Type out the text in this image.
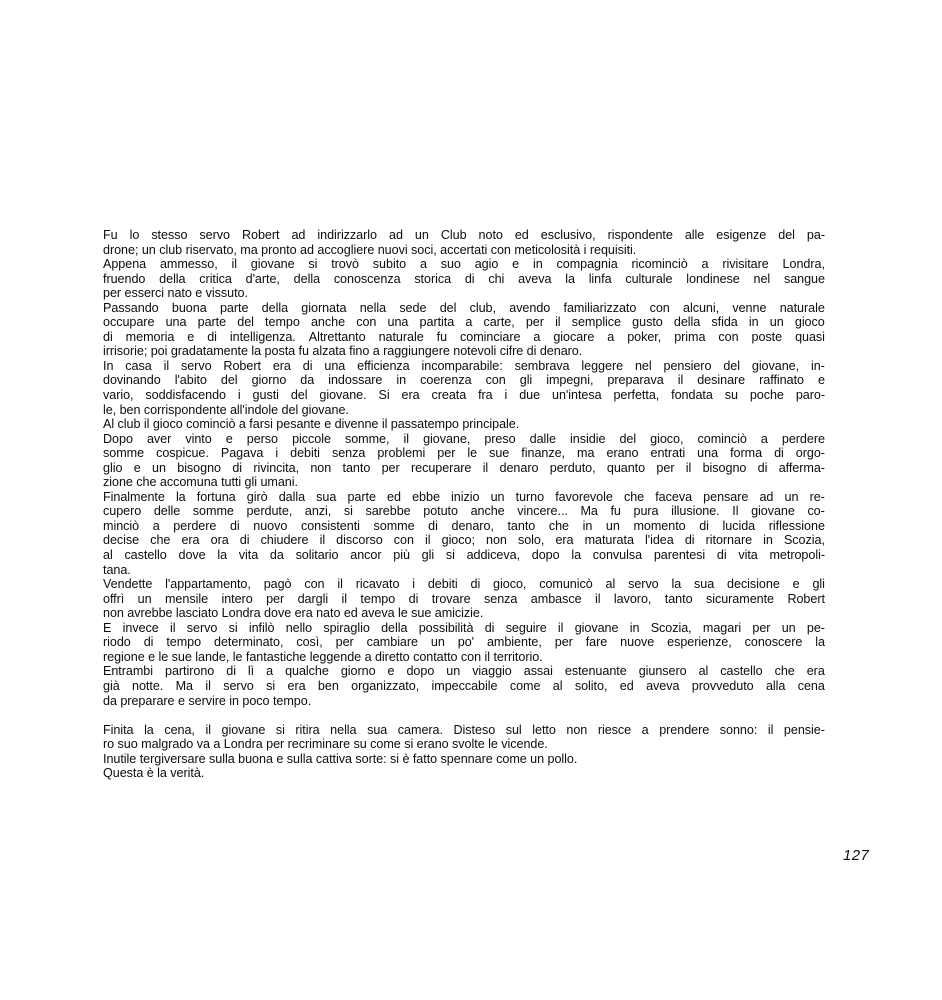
Fu lo stesso servo Robert ad indirizzarlo ad un Club noto ed esclusivo, rispondente alle esigenze del pa-
drone; un club riservato, ma pronto ad accogliere nuovi soci, accertati con meticolosità i requisiti.
Appena ammesso, il giovane si trovò subito a suo agio e in compagnia ricominciò a rivisitare Londra,
fruendo della critica d'arte, della conoscenza storica di chi aveva la linfa culturale londinese nel sangue
per esserci nato e vissuto.
Passando buona parte della giornata nella sede del club, avendo familiarizzato con alcuni, venne naturale
occupare una parte del tempo anche con una partita a carte, per il semplice gusto della sfida in un gioco
di memoria e di intelligenza. Altrettanto naturale fu cominciare a giocare a poker, prima con poste quasi
irrisorie; poi gradatamente la posta fu alzata fino a raggiungere notevoli cifre di denaro.
In casa il servo Robert era di una efficienza incomparabile: sembrava leggere nel pensiero del giovane, in-
dovinando l'abito del giorno da indossare in coerenza con gli impegni, preparava il desinare raffinato e
vario, soddisfacendo i gusti del giovane. Si era creata fra i due un'intesa perfetta, fondata su poche paro-
le, ben corrispondente all'indole del giovane.
Al club il gioco cominciò a farsi pesante e divenne il passatempo principale.
Dopo aver vinto e perso piccole somme, il giovane, preso dalle insidie del gioco, cominciò a perdere
somme cospicue. Pagava i debiti senza problemi per le sue finanze, ma erano entrati una forma di orgo-
glio e un bisogno di rivincita, non tanto per recuperare il denaro perduto, quanto per il bisogno di afferma-
zione che accomuna tutti gli umani.
Finalmente la fortuna girò dalla sua parte ed ebbe inizio un turno favorevole che faceva pensare ad un re-
cupero delle somme perdute, anzi, si sarebbe potuto anche vincere... Ma fu pura illusione. Il giovane co-
minciò a perdere di nuovo consistenti somme di denaro, tanto che in un momento di lucida riflessione
decise che era ora di chiudere il discorso con il gioco; non solo, era maturata l'idea di ritornare in Scozia,
al castello dove la vita da solitario ancor più gli si addiceva, dopo la convulsa parentesi di vita metropoli-
tana.
Vendette l'appartamento, pagò con il ricavato i debiti di gioco, comunicò al servo la sua decisione e gli
offrì un mensile intero per dargli il tempo di trovare senza ambasce il lavoro, tanto sicuramente Robert
non avrebbe lasciato Londra dove era nato ed aveva le sue amicizie.
E invece il servo si infilò nello spiraglio della possibilità di seguire il giovane in Scozia, magari per un pe-
riodo di tempo determinato, così, per cambiare un po' ambiente, per fare nuove esperienze, conoscere la
regione e le sue lande, le fantastiche leggende a diretto contatto con il territorio.
Entrambi partirono di lì a qualche giorno e dopo un viaggio assai estenuante giunsero al castello che era
già notte. Ma il servo si era ben organizzato, impeccabile come al solito, ed aveva provveduto alla cena
da preparare e servire in poco tempo.
Finita la cena, il giovane si ritira nella sua camera. Disteso sul letto non riesce a prendere sonno: il pensie-
ro suo malgrado va a Londra per recriminare su come si erano svolte le vicende.
Inutile tergiversare sulla buona e sulla cattiva sorte: si è fatto spennare come un pollo.
Questa è la verità.
127
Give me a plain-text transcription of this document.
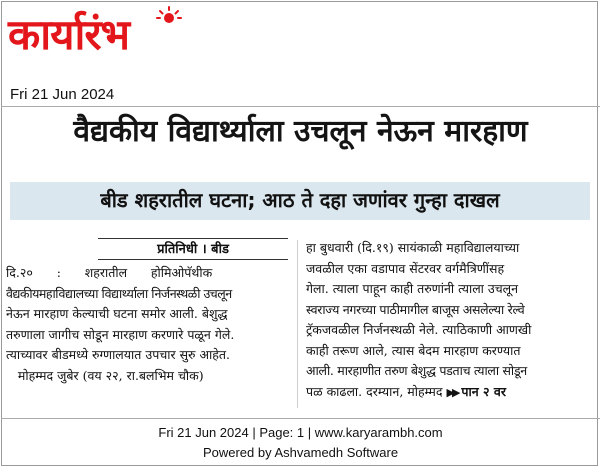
कार्यारंभ
Fri 21 Jun 2024
वैद्यकीय विद्यार्थ्याला उचलून नेऊन मारहाण
बीड शहरातील घटना; आठ ते दहा जणांवर गुन्हा दाखल
प्रतिनिधी । बीड

दि.२०      :      शहरातील      होमिओपॅथीक

वैद्यकीयमहाविद्यालच्या विद्यार्थ्याला निर्जनस्थळी उचलून

नेऊन मारहाण केल्याची घटना समोर आली. बेशुद्ध

तरुणाला जागीच सोडून मारहाण करणारे पळून गेले.

त्याच्यावर बीडमध्ये रुग्णालयात उपचार सुरु आहेत.

मोहम्मद जुबेर (वय २२, रा.बलभिम चौक)

हा बुधवारी (दि.१९) सायंकाळी महाविद्यालयाच्या

जवळील एका वडापाव सेंटरवर वर्गमैत्रिणींसह

गेला. त्याला पाहून काही तरुणांनी त्याला उचलून

स्वराज्य नगरच्या पाठीमागील बाजूस असलेल्या रेल्वे

ट्रॅकजवळील निर्जनस्थळी नेले. त्याठिकाणी आणखी

काही तरूण आले, त्यास बेदम मारहाण करण्यात

आली. मारहाणीत तरुण बेशुद्ध पडताच त्याला सोडून

पळ काढला. दरम्यान, मोहम्मद ▶▶ पान २ वर

Fri 21 Jun 2024 | Page: 1 | www.karyarambh.com
Powered by Ashvamedh Software
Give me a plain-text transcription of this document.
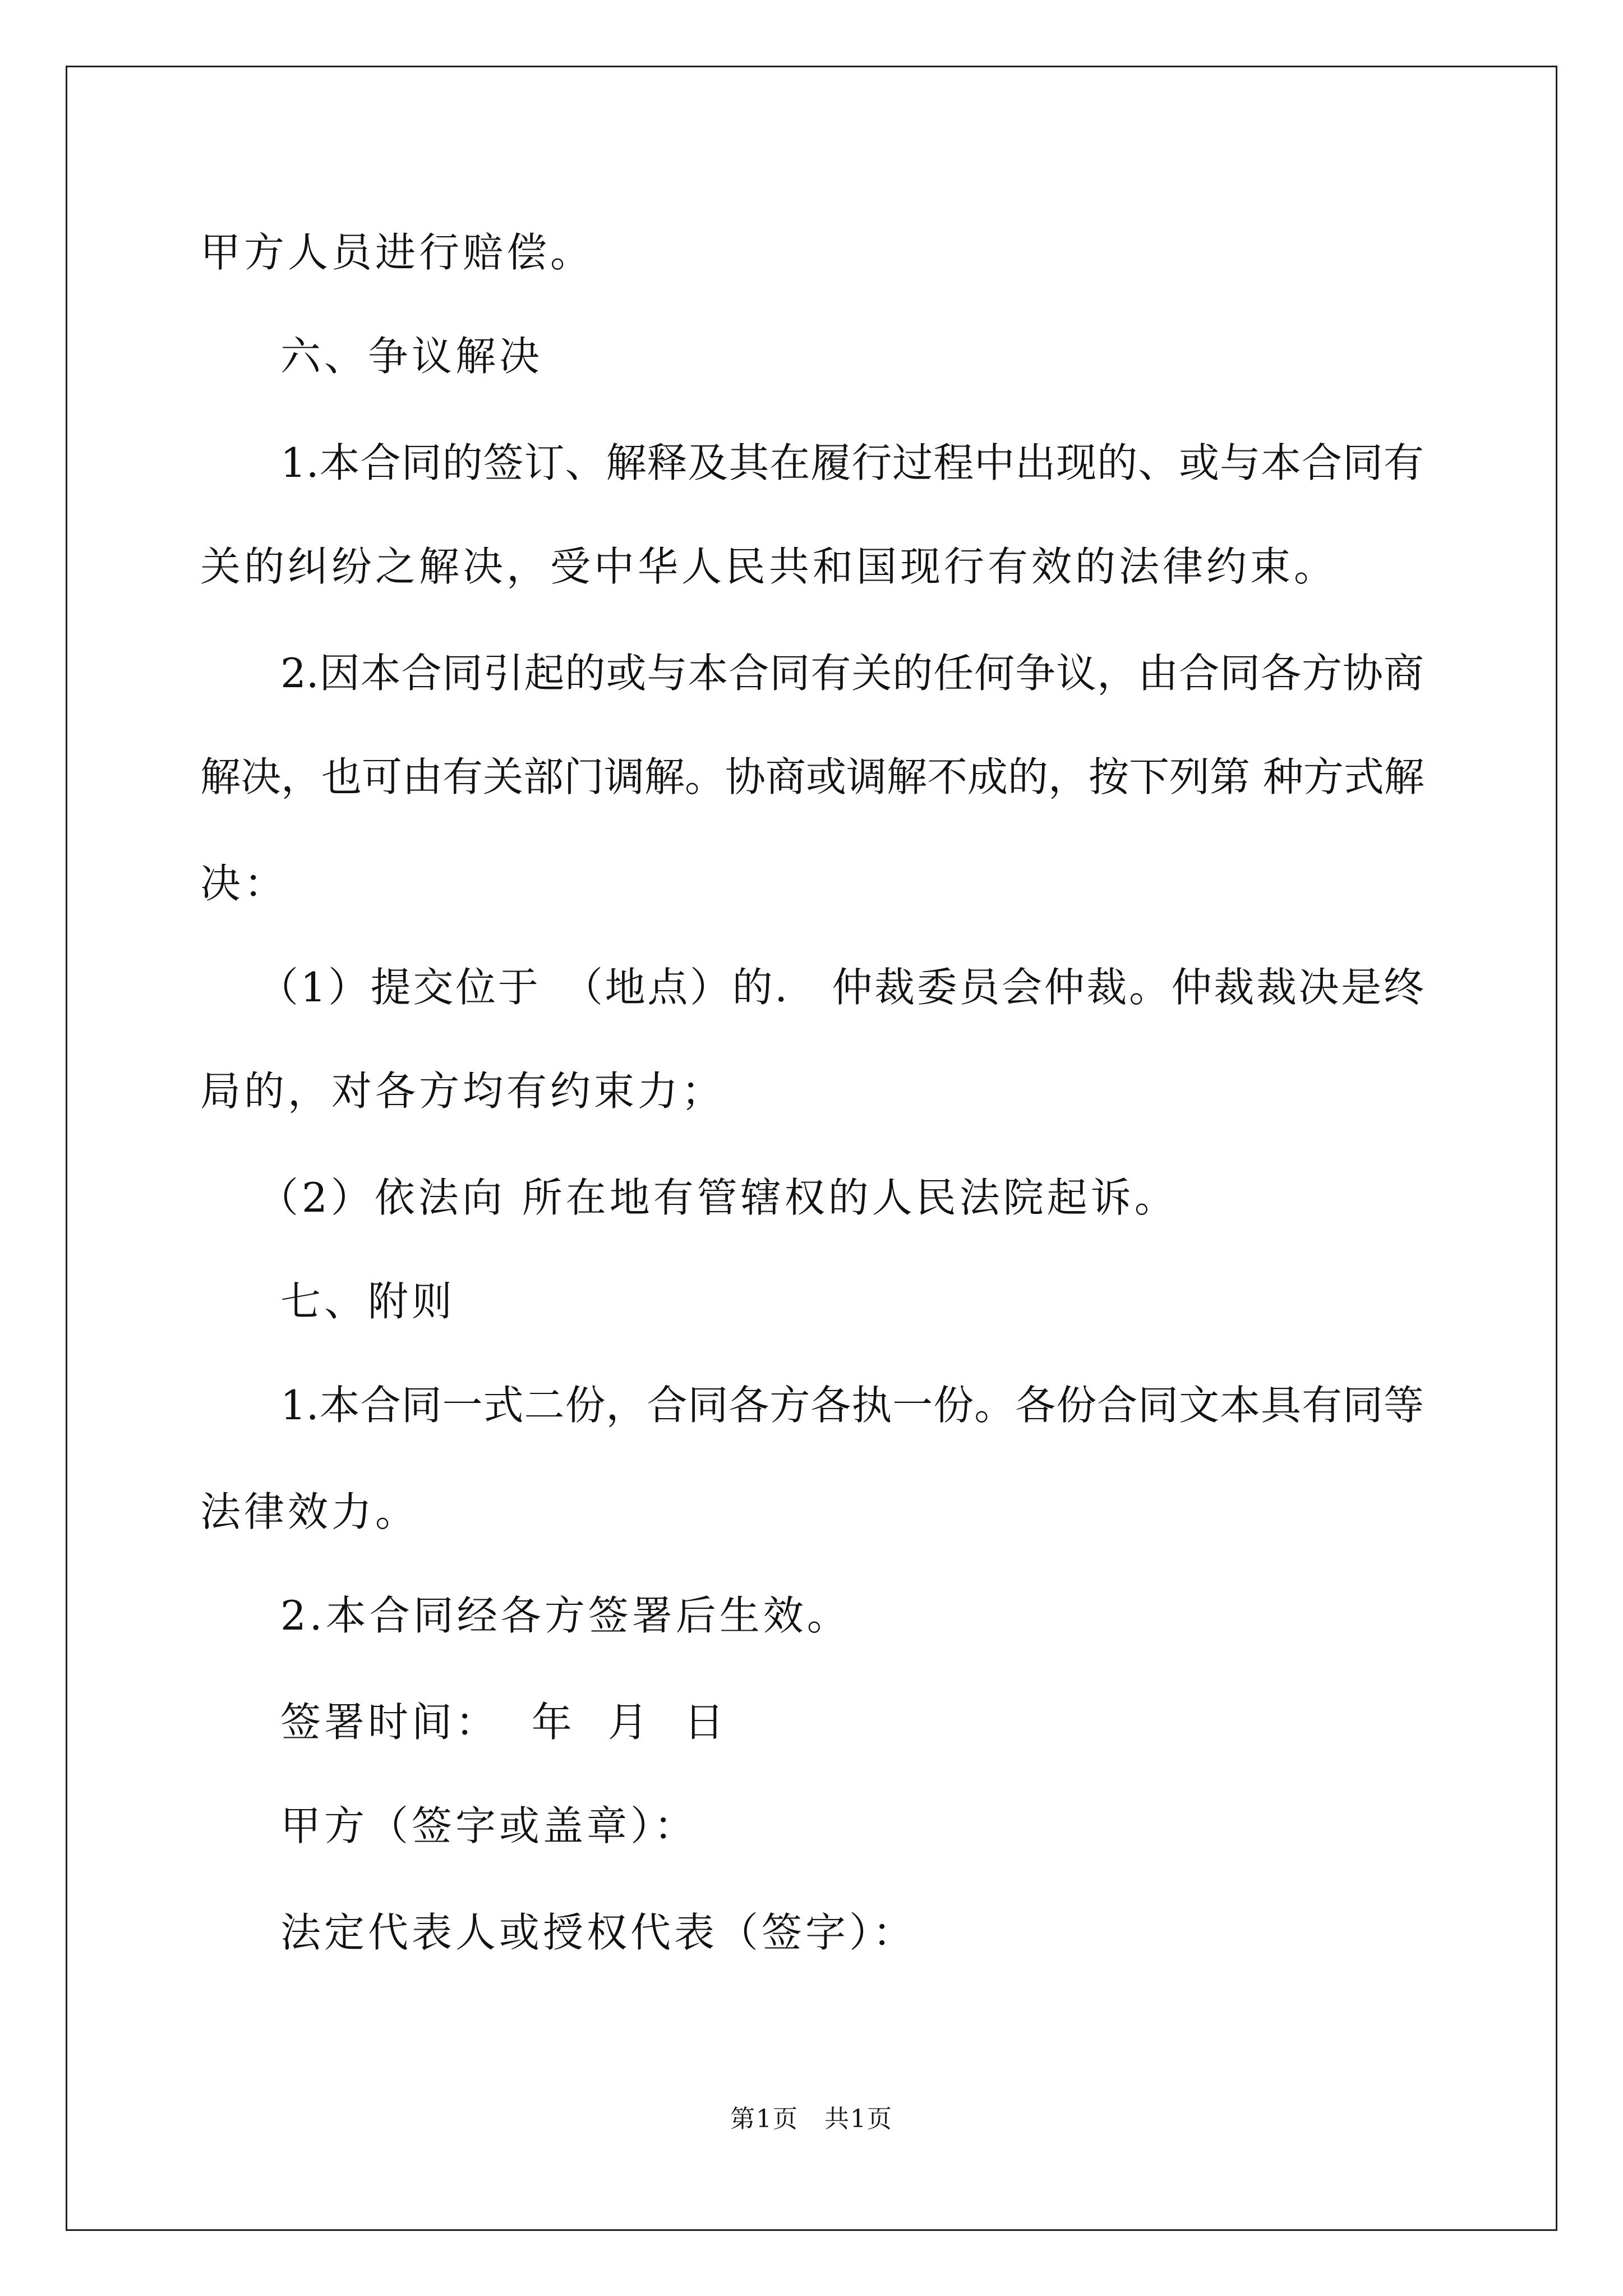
甲方人员进行赔偿。
六、争议解决
1.本合同的签订、解释及其在履行过程中出现的、或与本合同有
关的纠纷之解决，受中华人民共和国现行有效的法律约束。
2.因本合同引起的或与本合同有关的任何争议，由合同各方协商
解决，也可由有关部门调解。协商或调解不成的，按下列第 种方式解
决：
（1）提交位于　（地点）的.　仲裁委员会仲裁。仲裁裁决是终
局的，对各方均有约束力；
（2）依法向 所在地有管辖权的人民法院起诉。
七、附则
1.本合同一式二份，合同各方各执一份。各份合同文本具有同等
法律效力。
2.本合同经各方签署后生效。
签署时间：  年  月  日
甲方（签字或盖章）：
法定代表人或授权代表（签字）：
第1页　共1页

★ ★ ★

> [WHAT IS EXPECTED]: Skip the images and write out the rest of the listing exactly.

> [ANSWER FOR THE TASK]:
Type out the text in this image.
Fu lo stesso servo Robert ad indirizzarlo ad un Club noto ed esclusivo, rispondente alle esigenze del pa-
drone; un club riservato, ma pronto ad accogliere nuovi soci, accertati con meticolosità i requisiti.
Appena ammesso, il giovane si trovò subito a suo agio e in compagnia ricominciò a rivisitare Londra,
fruendo della critica d'arte, della conoscenza storica di chi aveva la linfa culturale londinese nel sangue
per esserci nato e vissuto.
Passando buona parte della giornata nella sede del club, avendo familiarizzato con alcuni, venne naturale
occupare una parte del tempo anche con una partita a carte, per il semplice gusto della sfida in un gioco
di memoria e di intelligenza. Altrettanto naturale fu cominciare a giocare a poker, prima con poste quasi
irrisorie; poi gradatamente la posta fu alzata fino a raggiungere notevoli cifre di denaro.
In casa il servo Robert era di una efficienza incomparabile: sembrava leggere nel pensiero del giovane, in-
dovinando l'abito del giorno da indossare in coerenza con gli impegni, preparava il desinare raffinato e
vario, soddisfacendo i gusti del giovane. Si era creata fra i due un'intesa perfetta, fondata su poche paro-
le, ben corrispondente all'indole del giovane.
Al club il gioco cominciò a farsi pesante e divenne il passatempo principale.
Dopo aver vinto e perso piccole somme, il giovane, preso dalle insidie del gioco, cominciò a perdere
somme cospicue. Pagava i debiti senza problemi per le sue finanze, ma erano entrati una forma di orgo-
glio e un bisogno di rivincita, non tanto per recuperare il denaro perduto, quanto per il bisogno di afferma-
zione che accomuna tutti gli umani.
Finalmente la fortuna girò dalla sua parte ed ebbe inizio un turno favorevole che faceva pensare ad un re-
cupero delle somme perdute, anzi, si sarebbe potuto anche vincere... Ma fu pura illusione. Il giovane co-
minciò a perdere di nuovo consistenti somme di denaro, tanto che in un momento di lucida riflessione
decise che era ora di chiudere il discorso con il gioco; non solo, era maturata l'idea di ritornare in Scozia,
al castello dove la vita da solitario ancor più gli si addiceva, dopo la convulsa parentesi di vita metropoli-
tana.
Vendette l'appartamento, pagò con il ricavato i debiti di gioco, comunicò al servo la sua decisione e gli
offrì un mensile intero per dargli il tempo di trovare senza ambasce il lavoro, tanto sicuramente Robert
non avrebbe lasciato Londra dove era nato ed aveva le sue amicizie.
E invece il servo si infilò nello spiraglio della possibilità di seguire il giovane in Scozia, magari per un pe-
riodo di tempo determinato, così, per cambiare un po' ambiente, per fare nuove esperienze, conoscere la
regione e le sue lande, le fantastiche leggende a diretto contatto con il territorio.
Entrambi partirono di lì a qualche giorno e dopo un viaggio assai estenuante giunsero al castello che era
già notte. Ma il servo si era ben organizzato, impeccabile come al solito, ed aveva provveduto alla cena
da preparare e servire in poco tempo.
Finita la cena, il giovane si ritira nella sua camera. Disteso sul letto non riesce a prendere sonno: il pensie-
ro suo malgrado va a Londra per recriminare su come si erano svolte le vicende.
Inutile tergiversare sulla buona e sulla cattiva sorte: si è fatto spennare come un pollo.
Questa è la verità.
127
Give me a plain-text transcription of this document.
कार्यारंभ
Fri 21 Jun 2024
वैद्यकीय विद्यार्थ्याला उचलून नेऊन मारहाण
बीड शहरातील घटना; आठ ते दहा जणांवर गुन्हा दाखल
प्रतिनिधी । बीड

दि.२०      :      शहरातील      होमिओपॅथीक

वैद्यकीयमहाविद्यालच्या विद्यार्थ्याला निर्जनस्थळी उचलून

नेऊन मारहाण केल्याची घटना समोर आली. बेशुद्ध

तरुणाला जागीच सोडून मारहाण करणारे पळून गेले.

त्याच्यावर बीडमध्ये रुग्णालयात उपचार सुरु आहेत.

मोहम्मद जुबेर (वय २२, रा.बलभिम चौक)

हा बुधवारी (दि.१९) सायंकाळी महाविद्यालयाच्या

जवळील एका वडापाव सेंटरवर वर्गमैत्रिणींसह

गेला. त्याला पाहून काही तरुणांनी त्याला उचलून

स्वराज्य नगरच्या पाठीमागील बाजूस असलेल्या रेल्वे

ट्रॅकजवळील निर्जनस्थळी नेले. त्याठिकाणी आणखी

काही तरूण आले, त्यास बेदम मारहाण करण्यात

आली. मारहाणीत तरुण बेशुद्ध पडताच त्याला सोडून

पळ काढला. दरम्यान, मोहम्मद ▶▶ पान २ वर

Fri 21 Jun 2024 | Page: 1 | www.karyarambh.com
Powered by Ashvamedh Software
Give me a plain-text transcription of this document.
甲方人员进行赔偿。
六、争议解决
1.本合同的签订、解释及其在履行过程中出现的、或与本合同有
关的纠纷之解决，受中华人民共和国现行有效的法律约束。
2.因本合同引起的或与本合同有关的任何争议，由合同各方协商
解决，也可由有关部门调解。协商或调解不成的，按下列第 种方式解
决：
（1）提交位于　（地点）的.　仲裁委员会仲裁。仲裁裁决是终
局的，对各方均有约束力；
（2）依法向 所在地有管辖权的人民法院起诉。
七、附则
1.本合同一式二份，合同各方各执一份。各份合同文本具有同等
法律效力。
2.本合同经各方签署后生效。
签署时间：  年  月  日
甲方（签字或盖章）：
法定代表人或授权代表（签字）：
第1页　共1页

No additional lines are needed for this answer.